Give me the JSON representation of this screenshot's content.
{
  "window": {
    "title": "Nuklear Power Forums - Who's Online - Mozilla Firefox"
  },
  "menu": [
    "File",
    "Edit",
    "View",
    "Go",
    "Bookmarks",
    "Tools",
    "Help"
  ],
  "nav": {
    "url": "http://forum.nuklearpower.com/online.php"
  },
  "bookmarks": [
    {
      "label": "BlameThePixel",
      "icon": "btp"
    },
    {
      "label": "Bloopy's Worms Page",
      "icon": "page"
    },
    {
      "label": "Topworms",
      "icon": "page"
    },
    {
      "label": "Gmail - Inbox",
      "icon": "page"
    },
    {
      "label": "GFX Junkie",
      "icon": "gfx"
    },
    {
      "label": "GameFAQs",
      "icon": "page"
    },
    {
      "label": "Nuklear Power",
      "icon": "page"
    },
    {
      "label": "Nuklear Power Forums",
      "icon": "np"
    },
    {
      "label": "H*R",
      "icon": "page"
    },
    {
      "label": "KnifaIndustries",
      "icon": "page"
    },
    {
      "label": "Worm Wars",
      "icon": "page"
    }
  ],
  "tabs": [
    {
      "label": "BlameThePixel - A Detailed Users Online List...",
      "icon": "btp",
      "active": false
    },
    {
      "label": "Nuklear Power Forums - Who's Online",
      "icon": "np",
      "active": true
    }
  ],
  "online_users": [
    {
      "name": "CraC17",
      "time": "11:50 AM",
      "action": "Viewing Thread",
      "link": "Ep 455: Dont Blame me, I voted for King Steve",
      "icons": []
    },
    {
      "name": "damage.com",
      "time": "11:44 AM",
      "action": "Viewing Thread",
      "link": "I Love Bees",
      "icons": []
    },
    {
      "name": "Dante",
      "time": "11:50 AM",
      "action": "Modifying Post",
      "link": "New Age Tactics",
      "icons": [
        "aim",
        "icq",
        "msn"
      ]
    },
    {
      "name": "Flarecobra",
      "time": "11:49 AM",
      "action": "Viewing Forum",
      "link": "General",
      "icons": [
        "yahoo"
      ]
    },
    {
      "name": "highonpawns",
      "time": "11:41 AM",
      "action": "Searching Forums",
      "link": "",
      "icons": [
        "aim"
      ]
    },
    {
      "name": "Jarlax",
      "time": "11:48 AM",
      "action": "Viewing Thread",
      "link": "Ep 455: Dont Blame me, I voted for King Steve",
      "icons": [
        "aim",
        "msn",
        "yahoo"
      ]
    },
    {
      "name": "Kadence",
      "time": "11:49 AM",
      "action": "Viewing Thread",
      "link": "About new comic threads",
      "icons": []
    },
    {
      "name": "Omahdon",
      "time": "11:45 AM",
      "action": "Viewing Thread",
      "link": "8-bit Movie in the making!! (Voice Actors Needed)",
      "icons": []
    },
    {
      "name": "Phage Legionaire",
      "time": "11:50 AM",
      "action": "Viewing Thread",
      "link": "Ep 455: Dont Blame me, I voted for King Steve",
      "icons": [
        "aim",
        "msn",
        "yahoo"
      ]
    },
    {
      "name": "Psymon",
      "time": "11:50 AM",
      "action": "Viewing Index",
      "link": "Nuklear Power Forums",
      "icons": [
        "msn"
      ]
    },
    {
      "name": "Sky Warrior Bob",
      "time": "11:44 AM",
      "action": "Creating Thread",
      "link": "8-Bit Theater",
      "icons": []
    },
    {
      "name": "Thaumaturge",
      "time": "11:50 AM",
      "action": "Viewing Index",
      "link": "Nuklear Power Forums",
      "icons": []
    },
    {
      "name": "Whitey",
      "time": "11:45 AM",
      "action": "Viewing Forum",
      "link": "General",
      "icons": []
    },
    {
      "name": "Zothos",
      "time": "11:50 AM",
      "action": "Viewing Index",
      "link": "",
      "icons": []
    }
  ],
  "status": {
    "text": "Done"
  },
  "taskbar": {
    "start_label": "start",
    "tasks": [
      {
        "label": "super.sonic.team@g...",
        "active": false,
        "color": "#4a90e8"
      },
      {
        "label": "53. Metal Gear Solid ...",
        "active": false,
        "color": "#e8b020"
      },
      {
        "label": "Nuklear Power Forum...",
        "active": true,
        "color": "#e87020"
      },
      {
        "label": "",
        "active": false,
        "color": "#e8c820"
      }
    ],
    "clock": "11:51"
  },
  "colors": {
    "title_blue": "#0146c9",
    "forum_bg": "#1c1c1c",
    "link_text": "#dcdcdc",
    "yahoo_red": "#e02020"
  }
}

_ _ _

Type out all of the material again, word for word.

Give me the JSON representation of this screenshot's content.
{
  "window": {
    "title": "Nuklear Power Forums - Who's Online - Mozilla Firefox"
  },
  "menu": [
    "File",
    "Edit",
    "View",
    "Go",
    "Bookmarks",
    "Tools",
    "Help"
  ],
  "nav": {
    "url": "http://forum.nuklearpower.com/online.php"
  },
  "bookmarks": [
    {
      "label": "BlameThePixel",
      "icon": "btp"
    },
    {
      "label": "Bloopy's Worms Page",
      "icon": "page"
    },
    {
      "label": "Topworms",
      "icon": "page"
    },
    {
      "label": "Gmail - Inbox",
      "icon": "page"
    },
    {
      "label": "GFX Junkie",
      "icon": "gfx"
    },
    {
      "label": "GameFAQs",
      "icon": "page"
    },
    {
      "label": "Nuklear Power",
      "icon": "page"
    },
    {
      "label": "Nuklear Power Forums",
      "icon": "np"
    },
    {
      "label": "H*R",
      "icon": "page"
    },
    {
      "label": "KnifaIndustries",
      "icon": "page"
    },
    {
      "label": "Worm Wars",
      "icon": "page"
    }
  ],
  "tabs": [
    {
      "label": "BlameThePixel - A Detailed Users Online List...",
      "icon": "btp",
      "active": false
    },
    {
      "label": "Nuklear Power Forums - Who's Online",
      "icon": "np",
      "active": true
    }
  ],
  "online_users": [
    {
      "name": "CraC17",
      "time": "11:50 AM",
      "action": "Viewing Thread",
      "link": "Ep 455: Dont Blame me, I voted for King Steve",
      "icons": []
    },
    {
      "name": "damage.com",
      "time": "11:44 AM",
      "action": "Viewing Thread",
      "link": "I Love Bees",
      "icons": []
    },
    {
      "name": "Dante",
      "time": "11:50 AM",
      "action": "Modifying Post",
      "link": "New Age Tactics",
      "icons": [
        "aim",
        "icq",
        "msn"
      ]
    },
    {
      "name": "Flarecobra",
      "time": "11:49 AM",
      "action": "Viewing Forum",
      "link": "General",
      "icons": [
        "yahoo"
      ]
    },
    {
      "name": "highonpawns",
      "time": "11:41 AM",
      "action": "Searching Forums",
      "link": "",
      "icons": [
        "aim"
      ]
    },
    {
      "name": "Jarlax",
      "time": "11:48 AM",
      "action": "Viewing Thread",
      "link": "Ep 455: Dont Blame me, I voted for King Steve",
      "icons": [
        "aim",
        "msn",
        "yahoo"
      ]
    },
    {
      "name": "Kadence",
      "time": "11:49 AM",
      "action": "Viewing Thread",
      "link": "About new comic threads",
      "icons": []
    },
    {
      "name": "Omahdon",
      "time": "11:45 AM",
      "action": "Viewing Thread",
      "link": "8-bit Movie in the making!! (Voice Actors Needed)",
      "icons": []
    },
    {
      "name": "Phage Legionaire",
      "time": "11:50 AM",
      "action": "Viewing Thread",
      "link": "Ep 455: Dont Blame me, I voted for King Steve",
      "icons": [
        "aim",
        "msn",
        "yahoo"
      ]
    },
    {
      "name": "Psymon",
      "time": "11:50 AM",
      "action": "Viewing Index",
      "link": "Nuklear Power Forums",
      "icons": [
        "msn"
      ]
    },
    {
      "name": "Sky Warrior Bob",
      "time": "11:44 AM",
      "action": "Creating Thread",
      "link": "8-Bit Theater",
      "icons": []
    },
    {
      "name": "Thaumaturge",
      "time": "11:50 AM",
      "action": "Viewing Index",
      "link": "Nuklear Power Forums",
      "icons": []
    },
    {
      "name": "Whitey",
      "time": "11:45 AM",
      "action": "Viewing Forum",
      "link": "General",
      "icons": []
    },
    {
      "name": "Zothos",
      "time": "11:50 AM",
      "action": "Viewing Index",
      "link": "",
      "icons": []
    }
  ],
  "status": {
    "text": "Done"
  },
  "taskbar": {
    "start_label": "start",
    "tasks": [
      {
        "label": "super.sonic.team@g...",
        "active": false,
        "color": "#4a90e8"
      },
      {
        "label": "53. Metal Gear Solid ...",
        "active": false,
        "color": "#e8b020"
      },
      {
        "label": "Nuklear Power Forum...",
        "active": true,
        "color": "#e87020"
      },
      {
        "label": "",
        "active": false,
        "color": "#e8c820"
      }
    ],
    "clock": "11:51"
  },
  "colors": {
    "title_blue": "#0146c9",
    "forum_bg": "#1c1c1c",
    "link_text": "#dcdcdc",
    "yahoo_red": "#e02020"
  }
}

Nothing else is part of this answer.